Reproduce the records exactly.

• [DATA PROVIDED]:

================================

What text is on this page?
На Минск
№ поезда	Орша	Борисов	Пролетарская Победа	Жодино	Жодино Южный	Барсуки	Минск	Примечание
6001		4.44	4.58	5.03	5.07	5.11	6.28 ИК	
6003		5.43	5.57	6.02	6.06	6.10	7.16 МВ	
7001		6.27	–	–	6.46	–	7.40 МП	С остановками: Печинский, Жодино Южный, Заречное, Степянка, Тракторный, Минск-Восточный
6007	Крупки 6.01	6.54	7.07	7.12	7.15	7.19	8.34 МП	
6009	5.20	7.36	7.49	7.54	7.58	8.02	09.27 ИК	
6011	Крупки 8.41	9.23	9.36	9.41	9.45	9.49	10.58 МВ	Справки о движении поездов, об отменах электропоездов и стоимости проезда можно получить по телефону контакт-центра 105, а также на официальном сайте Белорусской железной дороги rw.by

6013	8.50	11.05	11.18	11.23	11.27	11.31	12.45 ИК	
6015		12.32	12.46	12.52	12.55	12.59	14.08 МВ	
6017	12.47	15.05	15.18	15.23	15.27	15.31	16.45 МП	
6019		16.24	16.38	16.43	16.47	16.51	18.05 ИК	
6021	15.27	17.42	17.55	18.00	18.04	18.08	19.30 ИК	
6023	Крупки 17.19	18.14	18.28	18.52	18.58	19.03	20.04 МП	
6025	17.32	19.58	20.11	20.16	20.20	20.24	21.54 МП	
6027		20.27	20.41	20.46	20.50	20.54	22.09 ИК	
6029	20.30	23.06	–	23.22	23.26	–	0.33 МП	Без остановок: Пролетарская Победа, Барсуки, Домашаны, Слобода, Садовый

================================

• [EXERCISE RESULT]:
What text is on this page?
На Минск
№ поезда	Орша	Борисов	Пролетарская Победа	Жодино	Жодино Южный	Барсуки	Минск	Примечание
6001		4.44	4.58	5.03	5.07	5.11	6.28 ИК	
6003		5.43	5.57	6.02	6.06	6.10	7.16 МВ	
7001		6.27	–	–	6.46	–	7.40 МП	С остановками: Печинский, Жодино Южный, Заречное, Степянка, Тракторный, Минск-Восточный
6007	Крупки 6.01	6.54	7.07	7.12	7.15	7.19	8.34 МП	
6009	5.20	7.36	7.49	7.54	7.58	8.02	09.27 ИК	
6011	Крупки 8.41	9.23	9.36	9.41	9.45	9.49	10.58 МВ	Справки о движении поездов, об отменах электропоездов и стоимости проезда можно получить по телефону контакт-центра 105, а также на официальном сайте Белорусской железной дороги rw.by

6013	8.50	11.05	11.18	11.23	11.27	11.31	12.45 ИК	
6015		12.32	12.46	12.52	12.55	12.59	14.08 МВ	
6017	12.47	15.05	15.18	15.23	15.27	15.31	16.45 МП	
6019		16.24	16.38	16.43	16.47	16.51	18.05 ИК	
6021	15.27	17.42	17.55	18.00	18.04	18.08	19.30 ИК	
6023	Крупки 17.19	18.14	18.28	18.52	18.58	19.03	20.04 МП	
6025	17.32	19.58	20.11	20.16	20.20	20.24	21.54 МП	
6027		20.27	20.41	20.46	20.50	20.54	22.09 ИК	
6029	20.30	23.06	–	23.22	23.26	–	0.33 МП	Без остановок: Пролетарская Победа, Барсуки, Домашаны, Слобода, Садовый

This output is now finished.